EXERCISE DETAILS
Give every line below again, exactly.

GIVEN ENTRIES
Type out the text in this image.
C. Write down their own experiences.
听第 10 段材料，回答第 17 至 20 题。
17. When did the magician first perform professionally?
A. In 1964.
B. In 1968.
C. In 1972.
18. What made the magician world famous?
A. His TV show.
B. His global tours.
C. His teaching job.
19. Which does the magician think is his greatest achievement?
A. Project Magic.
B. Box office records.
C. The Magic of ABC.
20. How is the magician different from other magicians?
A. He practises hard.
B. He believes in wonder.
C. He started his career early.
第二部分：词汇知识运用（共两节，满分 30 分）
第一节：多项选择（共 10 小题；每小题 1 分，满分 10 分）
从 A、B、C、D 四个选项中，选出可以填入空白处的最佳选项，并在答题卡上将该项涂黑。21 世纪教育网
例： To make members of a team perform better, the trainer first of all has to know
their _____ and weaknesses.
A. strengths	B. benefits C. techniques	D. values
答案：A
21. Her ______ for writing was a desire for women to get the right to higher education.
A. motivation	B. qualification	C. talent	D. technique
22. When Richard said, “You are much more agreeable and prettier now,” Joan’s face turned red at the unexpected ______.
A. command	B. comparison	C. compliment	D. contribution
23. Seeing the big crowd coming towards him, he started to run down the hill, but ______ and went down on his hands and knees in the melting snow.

PROBLEM SOLUTION
Type out the text in this image.
C. Write down their own experiences.
听第 10 段材料，回答第 17 至 20 题。
17. When did the magician first perform professionally?
A. In 1964.
B. In 1968.
C. In 1972.
18. What made the magician world famous?
A. His TV show.
B. His global tours.
C. His teaching job.
19. Which does the magician think is his greatest achievement?
A. Project Magic.
B. Box office records.
C. The Magic of ABC.
20. How is the magician different from other magicians?
A. He practises hard.
B. He believes in wonder.
C. He started his career early.
第二部分：词汇知识运用（共两节，满分 30 分）
第一节：多项选择（共 10 小题；每小题 1 分，满分 10 分）
从 A、B、C、D 四个选项中，选出可以填入空白处的最佳选项，并在答题卡上将该项涂黑。21 世纪教育网
例： To make members of a team perform better, the trainer first of all has to know
their _____ and weaknesses.
A. strengths	B. benefits C. techniques	D. values
答案：A
21. Her ______ for writing was a desire for women to get the right to higher education.
A. motivation	B. qualification	C. talent	D. technique
22. When Richard said, “You are much more agreeable and prettier now,” Joan’s face turned red at the unexpected ______.
A. command	B. comparison	C. compliment	D. contribution
23. Seeing the big crowd coming towards him, he started to run down the hill, but ______ and went down on his hands and knees in the melting snow.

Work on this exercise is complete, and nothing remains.